▸ CONSIGNAS DEL EJERCICIO:
a) Responde a estas preguntas sobre el texto acerca del espacio sagrado:
(i) ¿Qué referencia bíblica acompaña a la cita inicial?
(ii) Según la cita, ¿con quiénes está el que habita en un lugar alto y sagrado?
(iii) ¿Qué intenta eliminar esta sociedad descristianizada?
b) Escribe una continuación del texto sobre el espacio sagrado a partir de su última oración.

ENTRAR EN ESPACIO SAGRADO

"Porque esto dice el Alto y Excelso, 
que vive para siempre y cuyo nombre es 'Santo':
Habito en un lugar alto y sagrado, 
pero estoy con los de ánimo humilde y quebrantado, 
para reanimar a los humildes, 
para reanimar el corazón quebrantado" 
(Is 57,15)

Nuestra vida se desarrolla en una dimensión espacio-temporal en la que suceden acontecimientos de muy diversa índole, que la conforman cualitativamente según sea el lugar que pisemos y el momento que vivamos en espacio sagrado o profano

Aunque esta sociedad descristianizada intenta trivializar o desvirtuar todo tipo de sacralidad o religiosidad y de eliminar toda manifestación de la presencia de Dios en el mundo, los cristianos sabemos muy bien diferenciar los espacios sagrados de los profanos.

▸ DATOS PROPORCIONADOS:
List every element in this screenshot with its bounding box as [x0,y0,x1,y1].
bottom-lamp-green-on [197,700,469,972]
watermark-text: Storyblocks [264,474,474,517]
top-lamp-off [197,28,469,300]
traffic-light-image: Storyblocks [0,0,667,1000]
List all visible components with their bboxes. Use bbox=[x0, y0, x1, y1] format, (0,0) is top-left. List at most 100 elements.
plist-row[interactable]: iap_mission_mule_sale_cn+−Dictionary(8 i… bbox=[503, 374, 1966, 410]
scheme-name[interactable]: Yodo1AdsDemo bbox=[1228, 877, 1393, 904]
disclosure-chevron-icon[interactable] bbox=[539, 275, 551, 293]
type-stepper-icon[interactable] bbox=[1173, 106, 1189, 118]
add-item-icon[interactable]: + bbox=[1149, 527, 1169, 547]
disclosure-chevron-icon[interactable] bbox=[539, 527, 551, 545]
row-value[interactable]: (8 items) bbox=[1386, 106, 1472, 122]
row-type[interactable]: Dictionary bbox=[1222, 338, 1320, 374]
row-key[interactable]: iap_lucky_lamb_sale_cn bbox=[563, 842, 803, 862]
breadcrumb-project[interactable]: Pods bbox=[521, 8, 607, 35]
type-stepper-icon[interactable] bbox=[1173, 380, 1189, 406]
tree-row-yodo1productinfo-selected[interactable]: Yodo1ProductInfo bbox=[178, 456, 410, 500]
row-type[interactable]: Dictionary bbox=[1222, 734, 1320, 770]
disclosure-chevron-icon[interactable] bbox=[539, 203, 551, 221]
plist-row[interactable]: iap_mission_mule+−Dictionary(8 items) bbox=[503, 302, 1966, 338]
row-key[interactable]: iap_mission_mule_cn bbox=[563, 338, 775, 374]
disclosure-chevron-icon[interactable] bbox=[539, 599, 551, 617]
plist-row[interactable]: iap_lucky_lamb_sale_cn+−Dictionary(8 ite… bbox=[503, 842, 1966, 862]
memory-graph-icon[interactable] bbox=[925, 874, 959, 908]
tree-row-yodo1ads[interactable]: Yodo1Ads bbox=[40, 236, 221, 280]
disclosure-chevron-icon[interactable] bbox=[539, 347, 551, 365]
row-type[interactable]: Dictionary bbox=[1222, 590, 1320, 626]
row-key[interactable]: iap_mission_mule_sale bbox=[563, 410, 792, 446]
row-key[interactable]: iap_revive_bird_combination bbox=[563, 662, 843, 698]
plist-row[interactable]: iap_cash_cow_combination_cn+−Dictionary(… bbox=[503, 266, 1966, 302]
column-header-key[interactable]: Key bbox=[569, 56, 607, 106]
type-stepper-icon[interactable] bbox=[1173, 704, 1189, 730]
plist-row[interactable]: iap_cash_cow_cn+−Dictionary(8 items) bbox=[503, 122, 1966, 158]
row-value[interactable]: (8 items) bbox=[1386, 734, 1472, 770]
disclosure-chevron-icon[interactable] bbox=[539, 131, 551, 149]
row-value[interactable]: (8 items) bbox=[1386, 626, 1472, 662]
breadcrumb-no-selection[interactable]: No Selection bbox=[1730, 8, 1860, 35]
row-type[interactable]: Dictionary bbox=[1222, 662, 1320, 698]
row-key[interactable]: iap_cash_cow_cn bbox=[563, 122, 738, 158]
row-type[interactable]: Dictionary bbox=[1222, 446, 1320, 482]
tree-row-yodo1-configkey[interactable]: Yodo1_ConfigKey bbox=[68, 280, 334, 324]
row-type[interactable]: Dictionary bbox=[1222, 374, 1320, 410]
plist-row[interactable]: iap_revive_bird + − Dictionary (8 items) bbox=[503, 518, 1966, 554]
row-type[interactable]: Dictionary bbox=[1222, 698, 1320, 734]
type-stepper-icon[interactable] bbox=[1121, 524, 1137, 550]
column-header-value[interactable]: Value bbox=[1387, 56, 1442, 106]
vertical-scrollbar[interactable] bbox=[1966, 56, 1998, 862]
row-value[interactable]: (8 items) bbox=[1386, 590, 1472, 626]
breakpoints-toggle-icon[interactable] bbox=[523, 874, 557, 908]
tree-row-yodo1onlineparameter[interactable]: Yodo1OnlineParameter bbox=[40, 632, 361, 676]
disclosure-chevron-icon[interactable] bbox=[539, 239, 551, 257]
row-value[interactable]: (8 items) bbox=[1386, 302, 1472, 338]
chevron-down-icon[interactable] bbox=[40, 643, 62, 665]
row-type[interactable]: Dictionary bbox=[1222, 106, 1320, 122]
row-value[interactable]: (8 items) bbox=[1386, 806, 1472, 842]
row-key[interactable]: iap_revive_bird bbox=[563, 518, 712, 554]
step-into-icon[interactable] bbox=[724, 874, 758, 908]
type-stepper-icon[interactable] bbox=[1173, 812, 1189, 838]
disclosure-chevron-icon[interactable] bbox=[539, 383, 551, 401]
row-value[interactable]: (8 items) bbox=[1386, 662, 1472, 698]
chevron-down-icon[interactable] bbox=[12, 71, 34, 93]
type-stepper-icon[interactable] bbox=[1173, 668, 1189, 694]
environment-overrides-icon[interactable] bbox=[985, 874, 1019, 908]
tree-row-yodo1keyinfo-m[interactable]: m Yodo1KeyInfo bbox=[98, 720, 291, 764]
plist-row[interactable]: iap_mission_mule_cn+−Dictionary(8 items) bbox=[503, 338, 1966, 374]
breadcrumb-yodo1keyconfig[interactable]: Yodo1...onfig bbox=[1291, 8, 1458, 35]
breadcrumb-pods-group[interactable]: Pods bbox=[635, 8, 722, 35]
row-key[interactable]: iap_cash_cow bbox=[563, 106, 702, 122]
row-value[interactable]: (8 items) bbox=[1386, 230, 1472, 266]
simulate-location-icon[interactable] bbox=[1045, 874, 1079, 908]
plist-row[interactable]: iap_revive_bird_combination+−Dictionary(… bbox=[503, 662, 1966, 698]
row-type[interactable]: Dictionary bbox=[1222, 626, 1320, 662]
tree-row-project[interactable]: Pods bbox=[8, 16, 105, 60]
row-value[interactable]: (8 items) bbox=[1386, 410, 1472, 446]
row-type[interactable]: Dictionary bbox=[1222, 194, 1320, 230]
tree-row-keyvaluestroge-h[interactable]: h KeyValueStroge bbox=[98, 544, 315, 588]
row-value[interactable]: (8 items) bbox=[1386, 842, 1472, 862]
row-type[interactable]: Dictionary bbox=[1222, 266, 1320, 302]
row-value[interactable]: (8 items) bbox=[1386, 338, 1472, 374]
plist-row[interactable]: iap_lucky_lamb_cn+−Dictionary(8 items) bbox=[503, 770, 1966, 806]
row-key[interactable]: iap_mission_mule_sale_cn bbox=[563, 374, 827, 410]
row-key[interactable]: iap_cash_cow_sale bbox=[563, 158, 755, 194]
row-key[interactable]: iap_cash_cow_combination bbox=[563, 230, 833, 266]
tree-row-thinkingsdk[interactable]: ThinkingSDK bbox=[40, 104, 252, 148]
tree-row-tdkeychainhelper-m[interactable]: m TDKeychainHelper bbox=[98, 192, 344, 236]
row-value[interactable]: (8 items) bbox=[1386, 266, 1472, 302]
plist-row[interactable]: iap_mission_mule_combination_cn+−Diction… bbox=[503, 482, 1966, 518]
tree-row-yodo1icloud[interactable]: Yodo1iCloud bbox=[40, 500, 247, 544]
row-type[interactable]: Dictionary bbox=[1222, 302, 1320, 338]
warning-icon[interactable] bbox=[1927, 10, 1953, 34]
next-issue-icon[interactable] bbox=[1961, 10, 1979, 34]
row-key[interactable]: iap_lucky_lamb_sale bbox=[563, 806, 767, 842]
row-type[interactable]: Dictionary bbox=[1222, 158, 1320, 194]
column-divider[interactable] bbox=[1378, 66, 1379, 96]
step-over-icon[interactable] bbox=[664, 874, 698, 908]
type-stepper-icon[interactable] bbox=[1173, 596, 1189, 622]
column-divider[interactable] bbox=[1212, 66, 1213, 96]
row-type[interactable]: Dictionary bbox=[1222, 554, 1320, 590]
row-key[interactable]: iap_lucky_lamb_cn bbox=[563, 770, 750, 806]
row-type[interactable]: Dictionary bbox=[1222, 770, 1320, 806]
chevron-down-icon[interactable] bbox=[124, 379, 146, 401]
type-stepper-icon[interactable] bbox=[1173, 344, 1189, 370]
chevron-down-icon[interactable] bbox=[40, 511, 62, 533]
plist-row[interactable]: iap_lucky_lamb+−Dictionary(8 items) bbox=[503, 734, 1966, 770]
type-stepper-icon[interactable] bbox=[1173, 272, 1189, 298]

▸ SOLUCIONES DEL EJERCICIO:
a)
(i) Is 57,15.
(ii) Con los de ánimo humilde y quebrantado.
(iii) Toda manifestación de la presencia de Dios en el mundo.

b)
Espacio sagrado es el lugar donde Dios habita, se manifiesta y se comunica con nosotros; donde realizamos nuestros cultos y ritos, sacrificios u ofrendas a Dios; donde erigimos imágenes que representan "lo santo"; donde contemplamos y escuchamos a Dios vivo y resucitado; y donde entramos en comunión con nuestro Padre y con nuestros hermanos. Y por lo general, lo componen nuestras catedrales, iglesias, santuarios, ermitas...

Sin embargo y por desgracia, muchos de estos espacios sagrados han perdido su identidad y han visto limitado su significado porque los propios sujetos religiosos los hemos "desacralizado", los hemos "despojado de gracia"...quizás sin darnos cuenta, poco a poco, de forma paulatina, o quizás por costumbres adquiridas...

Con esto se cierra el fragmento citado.